─── The records ───

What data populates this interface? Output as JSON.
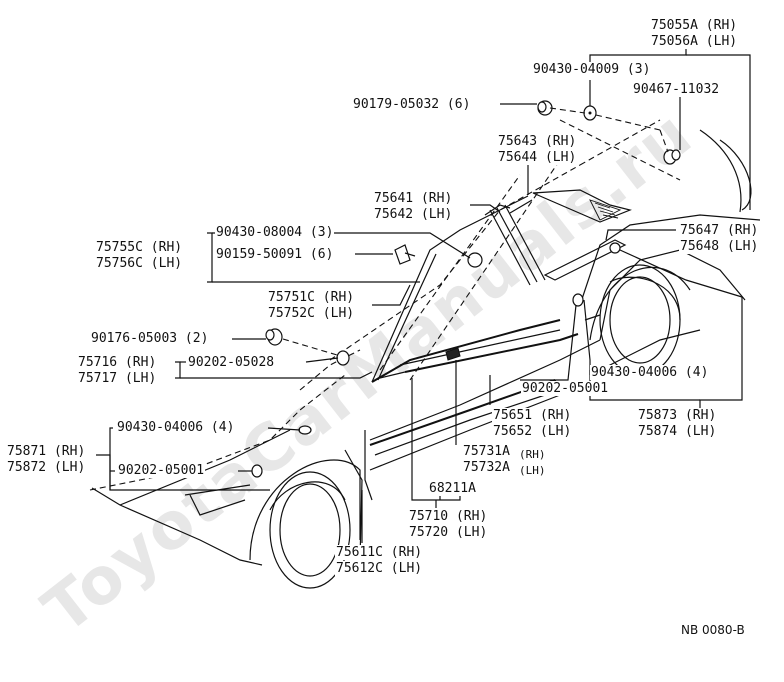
{
  "diagram_code": "NB 0080-B",
  "watermark": "ToyotaCarManuals.ru",
  "labels": {
    "p75055A": "75055A (RH)",
    "p75056A": "75056A (LH)",
    "p90430_04009": "90430-04009 (3)",
    "p90467": "90467-11032",
    "p90179": "90179-05032 (6)",
    "p75643": "75643 (RH)",
    "p75644": "75644 (LH)",
    "p75641": "75641 (RH)",
    "p75642": "75642 (LH)",
    "p75647": "75647 (RH)",
    "p75648": "75648 (LH)",
    "p90430_08004": "90430-08004 (3)",
    "p75755C": "75755C (RH)",
    "p75756C": "75756C (LH)",
    "p90159": "90159-50091 (6)",
    "p75751C": "75751C (RH)",
    "p75752C": "75752C (LH)",
    "p90176": "90176-05003 (2)",
    "p75716": "75716 (RH)",
    "p75717": "75717 (LH)",
    "p90202_05028": "90202-05028",
    "p90430_04006_r": "90430-04006 (4)",
    "p90202_05001_r": "90202-05001",
    "p75651": "75651 (RH)",
    "p75652": "75652 (LH)",
    "p75873": "75873 (RH)",
    "p75874": "75874 (LH)",
    "p75731A": "75731A",
    "p75731A_side": "(RH)",
    "p75732A": "75732A",
    "p75732A_side": "(LH)",
    "p68211A": "68211A",
    "p75710": "75710 (RH)",
    "p75720": "75720 (LH)",
    "p75611C": "75611C (RH)",
    "p75612C": "75612C (LH)",
    "p90430_04006_l": "90430-04006 (4)",
    "p75871": "75871 (RH)",
    "p75872": "75872 (LH)",
    "p90202_05001_l": "90202-05001"
  }
}
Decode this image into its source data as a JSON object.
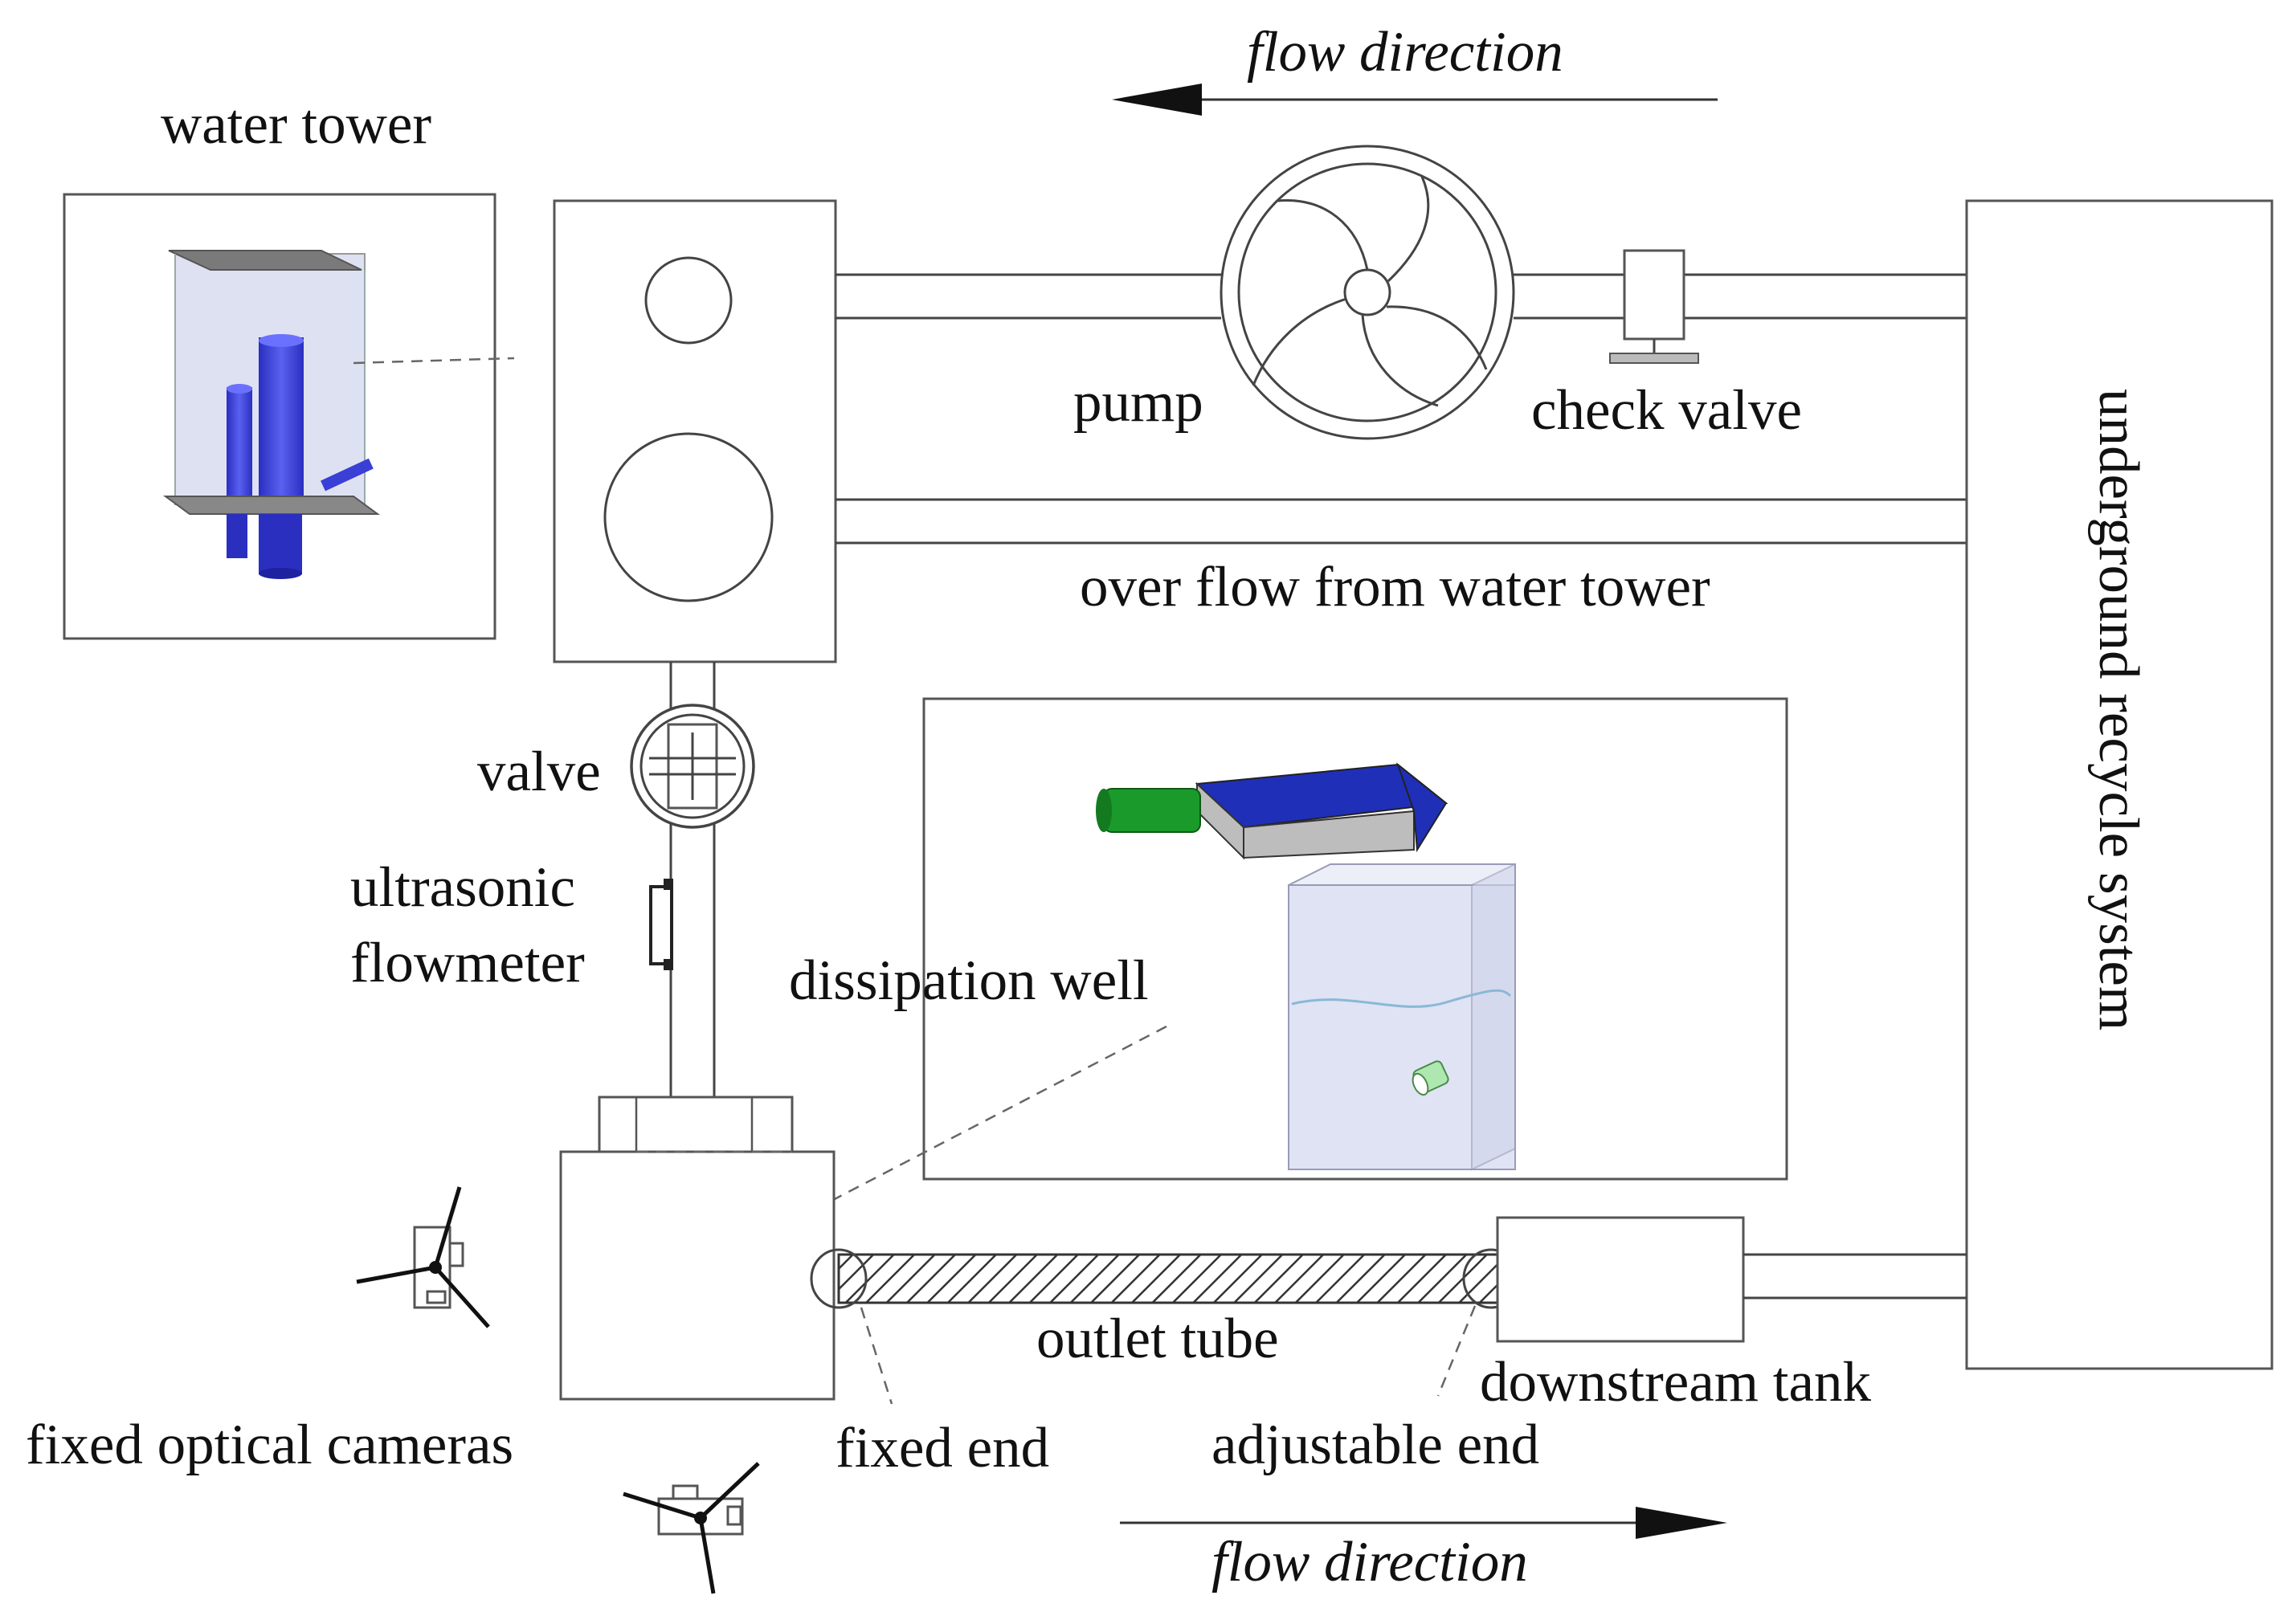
{
  "labels": {
    "water_tower": "water tower",
    "flow_direction_top": "flow direction",
    "pump": "pump",
    "check_valve": "check valve",
    "overflow": "over flow from water tower",
    "underground": "underground recycle system",
    "valve": "valve",
    "flowmeter_line1": "ultrasonic",
    "flowmeter_line2": "flowmeter",
    "dissipation_well": "dissipation well",
    "outlet_tube": "outlet tube",
    "downstream_tank": "downstream tank",
    "fixed_cameras": "fixed optical cameras",
    "fixed_end": "fixed end",
    "adjustable_end": "adjustable end",
    "flow_direction_bottom": "flow direction"
  },
  "colors": {
    "outline": "#555555",
    "cylinder_blue": "#3a3fd6",
    "camera_blue": "#1f2fb8",
    "lens_green": "#1a9a2a",
    "tank_glass": "#dfe3f3",
    "water_line": "#8ab8d8"
  }
}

───

== Aim ==
The pictures should not appear in the copy; every other part of the records above must be returned exactly.

== Full answer ==
What data populates this interface? Output as JSON.
{
  "diagram_code": "NB 0080-B",
  "watermark": "ToyotaCarManuals.ru",
  "labels": {
    "p75055A": "75055A (RH)",
    "p75056A": "75056A (LH)",
    "p90430_04009": "90430-04009 (3)",
    "p90467": "90467-11032",
    "p90179": "90179-05032 (6)",
    "p75643": "75643 (RH)",
    "p75644": "75644 (LH)",
    "p75641": "75641 (RH)",
    "p75642": "75642 (LH)",
    "p75647": "75647 (RH)",
    "p75648": "75648 (LH)",
    "p90430_08004": "90430-08004 (3)",
    "p75755C": "75755C (RH)",
    "p75756C": "75756C (LH)",
    "p90159": "90159-50091 (6)",
    "p75751C": "75751C (RH)",
    "p75752C": "75752C (LH)",
    "p90176": "90176-05003 (2)",
    "p75716": "75716 (RH)",
    "p75717": "75717 (LH)",
    "p90202_05028": "90202-05028",
    "p90430_04006_r": "90430-04006 (4)",
    "p90202_05001_r": "90202-05001",
    "p75651": "75651 (RH)",
    "p75652": "75652 (LH)",
    "p75873": "75873 (RH)",
    "p75874": "75874 (LH)",
    "p75731A": "75731A",
    "p75731A_side": "(RH)",
    "p75732A": "75732A",
    "p75732A_side": "(LH)",
    "p68211A": "68211A",
    "p75710": "75710 (RH)",
    "p75720": "75720 (LH)",
    "p75611C": "75611C (RH)",
    "p75612C": "75612C (LH)",
    "p90430_04006_l": "90430-04006 (4)",
    "p75871": "75871 (RH)",
    "p75872": "75872 (LH)",
    "p90202_05001_l": "90202-05001"
  }
}
Decode this image into its source data as a JSON object.
{
  "labels": {
    "water_tower": "water tower",
    "flow_direction_top": "flow direction",
    "pump": "pump",
    "check_valve": "check valve",
    "overflow": "over flow from water tower",
    "underground": "underground recycle system",
    "valve": "valve",
    "flowmeter_line1": "ultrasonic",
    "flowmeter_line2": "flowmeter",
    "dissipation_well": "dissipation well",
    "outlet_tube": "outlet tube",
    "downstream_tank": "downstream tank",
    "fixed_cameras": "fixed optical cameras",
    "fixed_end": "fixed end",
    "adjustable_end": "adjustable end",
    "flow_direction_bottom": "flow direction"
  },
  "colors": {
    "outline": "#555555",
    "cylinder_blue": "#3a3fd6",
    "camera_blue": "#1f2fb8",
    "lens_green": "#1a9a2a",
    "tank_glass": "#dfe3f3",
    "water_line": "#8ab8d8"
  }
}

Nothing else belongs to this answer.